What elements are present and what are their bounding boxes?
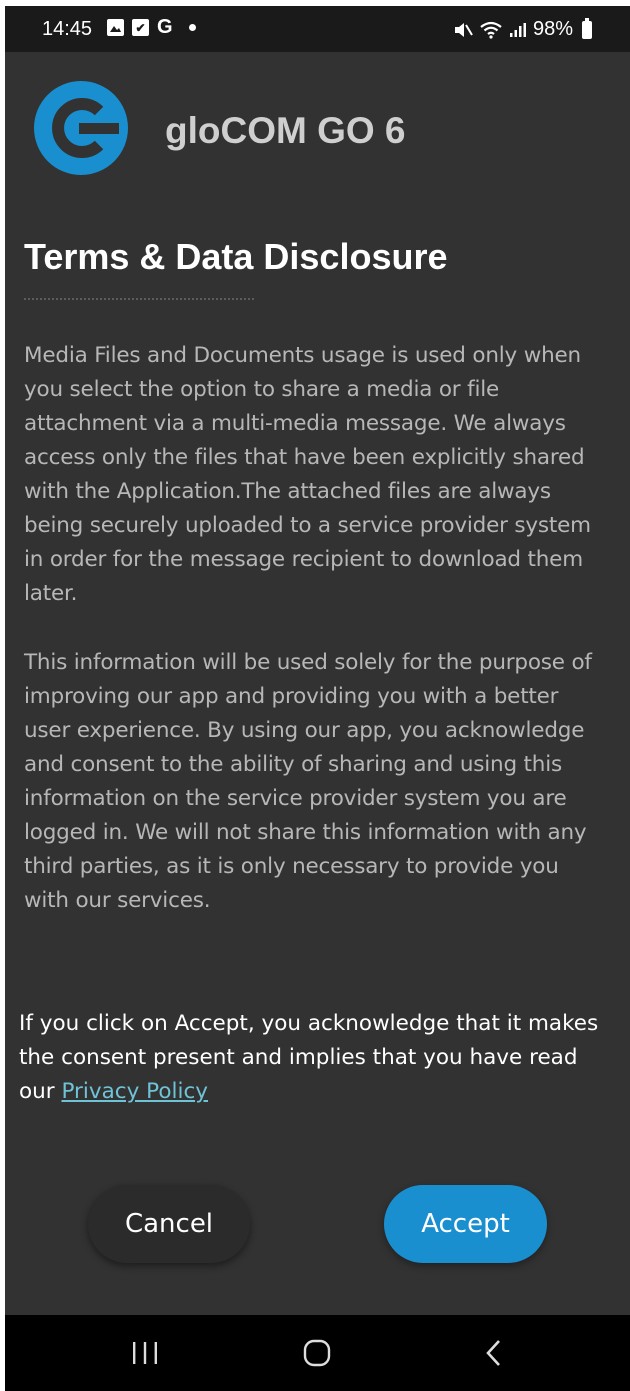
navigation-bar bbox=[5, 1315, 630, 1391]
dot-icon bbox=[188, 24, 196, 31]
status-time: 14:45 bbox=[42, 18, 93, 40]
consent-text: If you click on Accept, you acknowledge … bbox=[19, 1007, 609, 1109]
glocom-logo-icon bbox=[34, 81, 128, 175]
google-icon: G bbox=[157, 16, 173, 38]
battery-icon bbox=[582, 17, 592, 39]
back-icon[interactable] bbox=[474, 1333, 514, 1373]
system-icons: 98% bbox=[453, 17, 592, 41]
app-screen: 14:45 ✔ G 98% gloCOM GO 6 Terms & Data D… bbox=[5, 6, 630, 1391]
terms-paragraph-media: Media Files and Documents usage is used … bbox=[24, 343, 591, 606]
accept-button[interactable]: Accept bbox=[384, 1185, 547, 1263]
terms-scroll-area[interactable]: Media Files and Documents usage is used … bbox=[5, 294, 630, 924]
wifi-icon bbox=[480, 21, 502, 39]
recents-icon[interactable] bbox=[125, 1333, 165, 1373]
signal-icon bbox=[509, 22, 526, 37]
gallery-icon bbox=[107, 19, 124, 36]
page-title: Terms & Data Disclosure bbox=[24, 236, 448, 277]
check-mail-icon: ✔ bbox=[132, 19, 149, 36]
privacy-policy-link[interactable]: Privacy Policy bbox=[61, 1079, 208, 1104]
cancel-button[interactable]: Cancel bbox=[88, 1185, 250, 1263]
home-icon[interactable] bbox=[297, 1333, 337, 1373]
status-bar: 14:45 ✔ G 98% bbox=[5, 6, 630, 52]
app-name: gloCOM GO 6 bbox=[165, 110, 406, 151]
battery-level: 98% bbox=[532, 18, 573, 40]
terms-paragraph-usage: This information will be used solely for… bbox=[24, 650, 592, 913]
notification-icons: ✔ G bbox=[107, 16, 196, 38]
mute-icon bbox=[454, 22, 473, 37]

WHAT YOU WILL DO = Can you repeat every item above word for word, leaving out the pictures?

COMPLETE ANSWER =
What elements are present and what are their bounding boxes?
navigation-bar bbox=[5, 1315, 630, 1391]
dot-icon bbox=[188, 24, 196, 31]
status-time: 14:45 bbox=[42, 18, 93, 40]
consent-text: If you click on Accept, you acknowledge … bbox=[19, 1007, 609, 1109]
glocom-logo-icon bbox=[34, 81, 128, 175]
google-icon: G bbox=[157, 16, 173, 38]
battery-icon bbox=[582, 17, 592, 39]
back-icon[interactable] bbox=[474, 1333, 514, 1373]
system-icons: 98% bbox=[453, 17, 592, 41]
app-screen: 14:45 ✔ G 98% gloCOM GO 6 Terms & Data D… bbox=[5, 6, 630, 1391]
terms-paragraph-media: Media Files and Documents usage is used … bbox=[24, 343, 591, 606]
accept-button[interactable]: Accept bbox=[384, 1185, 547, 1263]
terms-scroll-area[interactable]: Media Files and Documents usage is used … bbox=[5, 294, 630, 924]
wifi-icon bbox=[480, 21, 502, 39]
recents-icon[interactable] bbox=[125, 1333, 165, 1373]
signal-icon bbox=[509, 22, 526, 37]
gallery-icon bbox=[107, 19, 124, 36]
page-title: Terms & Data Disclosure bbox=[24, 236, 448, 277]
check-mail-icon: ✔ bbox=[132, 19, 149, 36]
privacy-policy-link[interactable]: Privacy Policy bbox=[61, 1079, 208, 1104]
cancel-button[interactable]: Cancel bbox=[88, 1185, 250, 1263]
home-icon[interactable] bbox=[297, 1333, 337, 1373]
status-bar: 14:45 ✔ G 98% bbox=[5, 6, 630, 52]
app-name: gloCOM GO 6 bbox=[165, 110, 406, 151]
battery-level: 98% bbox=[532, 18, 573, 40]
terms-paragraph-usage: This information will be used solely for… bbox=[24, 650, 592, 913]
notification-icons: ✔ G bbox=[107, 16, 196, 38]
mute-icon bbox=[454, 22, 473, 37]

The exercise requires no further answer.